[A run of records]
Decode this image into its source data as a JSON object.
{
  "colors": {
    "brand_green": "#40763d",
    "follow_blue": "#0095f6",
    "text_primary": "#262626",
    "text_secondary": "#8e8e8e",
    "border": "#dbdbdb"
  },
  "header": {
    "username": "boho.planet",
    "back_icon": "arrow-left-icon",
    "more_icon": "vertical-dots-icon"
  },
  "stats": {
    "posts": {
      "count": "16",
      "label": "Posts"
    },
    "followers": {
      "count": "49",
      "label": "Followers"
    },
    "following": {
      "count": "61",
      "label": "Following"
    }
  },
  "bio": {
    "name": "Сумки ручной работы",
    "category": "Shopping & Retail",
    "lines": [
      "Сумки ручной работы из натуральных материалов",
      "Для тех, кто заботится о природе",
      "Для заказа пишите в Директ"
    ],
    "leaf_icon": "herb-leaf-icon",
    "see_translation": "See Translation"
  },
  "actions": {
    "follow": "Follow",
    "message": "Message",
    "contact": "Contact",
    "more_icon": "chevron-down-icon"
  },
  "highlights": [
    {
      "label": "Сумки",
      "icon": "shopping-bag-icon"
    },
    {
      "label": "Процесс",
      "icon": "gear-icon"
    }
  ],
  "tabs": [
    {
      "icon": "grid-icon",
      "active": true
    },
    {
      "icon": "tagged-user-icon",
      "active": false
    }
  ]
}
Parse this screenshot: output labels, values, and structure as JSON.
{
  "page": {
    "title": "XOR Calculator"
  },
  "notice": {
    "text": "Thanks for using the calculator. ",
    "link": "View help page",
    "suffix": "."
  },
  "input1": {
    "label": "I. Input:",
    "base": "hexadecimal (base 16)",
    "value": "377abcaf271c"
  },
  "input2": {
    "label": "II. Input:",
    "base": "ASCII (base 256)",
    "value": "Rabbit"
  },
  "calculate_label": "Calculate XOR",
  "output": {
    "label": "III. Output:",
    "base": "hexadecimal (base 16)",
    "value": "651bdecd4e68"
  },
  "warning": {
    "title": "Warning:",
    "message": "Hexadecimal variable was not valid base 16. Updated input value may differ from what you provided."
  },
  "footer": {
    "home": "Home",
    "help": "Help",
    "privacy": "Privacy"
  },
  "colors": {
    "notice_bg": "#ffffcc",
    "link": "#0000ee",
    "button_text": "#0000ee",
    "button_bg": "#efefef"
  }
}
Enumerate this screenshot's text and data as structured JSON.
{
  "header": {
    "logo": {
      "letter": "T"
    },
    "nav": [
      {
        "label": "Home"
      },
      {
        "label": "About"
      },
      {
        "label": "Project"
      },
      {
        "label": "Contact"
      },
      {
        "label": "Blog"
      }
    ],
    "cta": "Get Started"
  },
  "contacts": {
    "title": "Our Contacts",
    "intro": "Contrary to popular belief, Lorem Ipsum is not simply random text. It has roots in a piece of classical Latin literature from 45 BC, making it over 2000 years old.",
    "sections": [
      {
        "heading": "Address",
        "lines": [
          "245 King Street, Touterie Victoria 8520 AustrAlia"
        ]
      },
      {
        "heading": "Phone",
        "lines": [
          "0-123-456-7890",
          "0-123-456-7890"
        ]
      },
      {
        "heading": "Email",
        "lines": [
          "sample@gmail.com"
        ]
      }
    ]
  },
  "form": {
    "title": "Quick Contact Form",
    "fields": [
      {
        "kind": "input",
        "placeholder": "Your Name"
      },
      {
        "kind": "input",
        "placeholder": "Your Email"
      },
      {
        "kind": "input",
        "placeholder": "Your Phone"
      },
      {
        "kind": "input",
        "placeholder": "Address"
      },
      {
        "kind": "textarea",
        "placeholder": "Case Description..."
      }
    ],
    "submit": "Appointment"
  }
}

#### THE REQUEST:
Word for word, restate all of the data shown above.

#### EXPECTED ANSWER:
Decode this image into its source data as a JSON object.
{
  "colors": {
    "brand_green": "#40763d",
    "follow_blue": "#0095f6",
    "text_primary": "#262626",
    "text_secondary": "#8e8e8e",
    "border": "#dbdbdb"
  },
  "header": {
    "username": "boho.planet",
    "back_icon": "arrow-left-icon",
    "more_icon": "vertical-dots-icon"
  },
  "stats": {
    "posts": {
      "count": "16",
      "label": "Posts"
    },
    "followers": {
      "count": "49",
      "label": "Followers"
    },
    "following": {
      "count": "61",
      "label": "Following"
    }
  },
  "bio": {
    "name": "Сумки ручной работы",
    "category": "Shopping & Retail",
    "lines": [
      "Сумки ручной работы из натуральных материалов",
      "Для тех, кто заботится о природе",
      "Для заказа пишите в Директ"
    ],
    "leaf_icon": "herb-leaf-icon",
    "see_translation": "See Translation"
  },
  "actions": {
    "follow": "Follow",
    "message": "Message",
    "contact": "Contact",
    "more_icon": "chevron-down-icon"
  },
  "highlights": [
    {
      "label": "Сумки",
      "icon": "shopping-bag-icon"
    },
    {
      "label": "Процесс",
      "icon": "gear-icon"
    }
  ],
  "tabs": [
    {
      "icon": "grid-icon",
      "active": true
    },
    {
      "icon": "tagged-user-icon",
      "active": false
    }
  ]
}
Parse this screenshot: output labels, values, and structure as JSON.
{
  "page": {
    "title": "XOR Calculator"
  },
  "notice": {
    "text": "Thanks for using the calculator. ",
    "link": "View help page",
    "suffix": "."
  },
  "input1": {
    "label": "I. Input:",
    "base": "hexadecimal (base 16)",
    "value": "377abcaf271c"
  },
  "input2": {
    "label": "II. Input:",
    "base": "ASCII (base 256)",
    "value": "Rabbit"
  },
  "calculate_label": "Calculate XOR",
  "output": {
    "label": "III. Output:",
    "base": "hexadecimal (base 16)",
    "value": "651bdecd4e68"
  },
  "warning": {
    "title": "Warning:",
    "message": "Hexadecimal variable was not valid base 16. Updated input value may differ from what you provided."
  },
  "footer": {
    "home": "Home",
    "help": "Help",
    "privacy": "Privacy"
  },
  "colors": {
    "notice_bg": "#ffffcc",
    "link": "#0000ee",
    "button_text": "#0000ee",
    "button_bg": "#efefef"
  }
}
Enumerate this screenshot's text and data as structured JSON.
{
  "header": {
    "logo": {
      "letter": "T"
    },
    "nav": [
      {
        "label": "Home"
      },
      {
        "label": "About"
      },
      {
        "label": "Project"
      },
      {
        "label": "Contact"
      },
      {
        "label": "Blog"
      }
    ],
    "cta": "Get Started"
  },
  "contacts": {
    "title": "Our Contacts",
    "intro": "Contrary to popular belief, Lorem Ipsum is not simply random text. It has roots in a piece of classical Latin literature from 45 BC, making it over 2000 years old.",
    "sections": [
      {
        "heading": "Address",
        "lines": [
          "245 King Street, Touterie Victoria 8520 AustrAlia"
        ]
      },
      {
        "heading": "Phone",
        "lines": [
          "0-123-456-7890",
          "0-123-456-7890"
        ]
      },
      {
        "heading": "Email",
        "lines": [
          "sample@gmail.com"
        ]
      }
    ]
  },
  "form": {
    "title": "Quick Contact Form",
    "fields": [
      {
        "kind": "input",
        "placeholder": "Your Name"
      },
      {
        "kind": "input",
        "placeholder": "Your Email"
      },
      {
        "kind": "input",
        "placeholder": "Your Phone"
      },
      {
        "kind": "input",
        "placeholder": "Address"
      },
      {
        "kind": "textarea",
        "placeholder": "Case Description..."
      }
    ],
    "submit": "Appointment"
  }
}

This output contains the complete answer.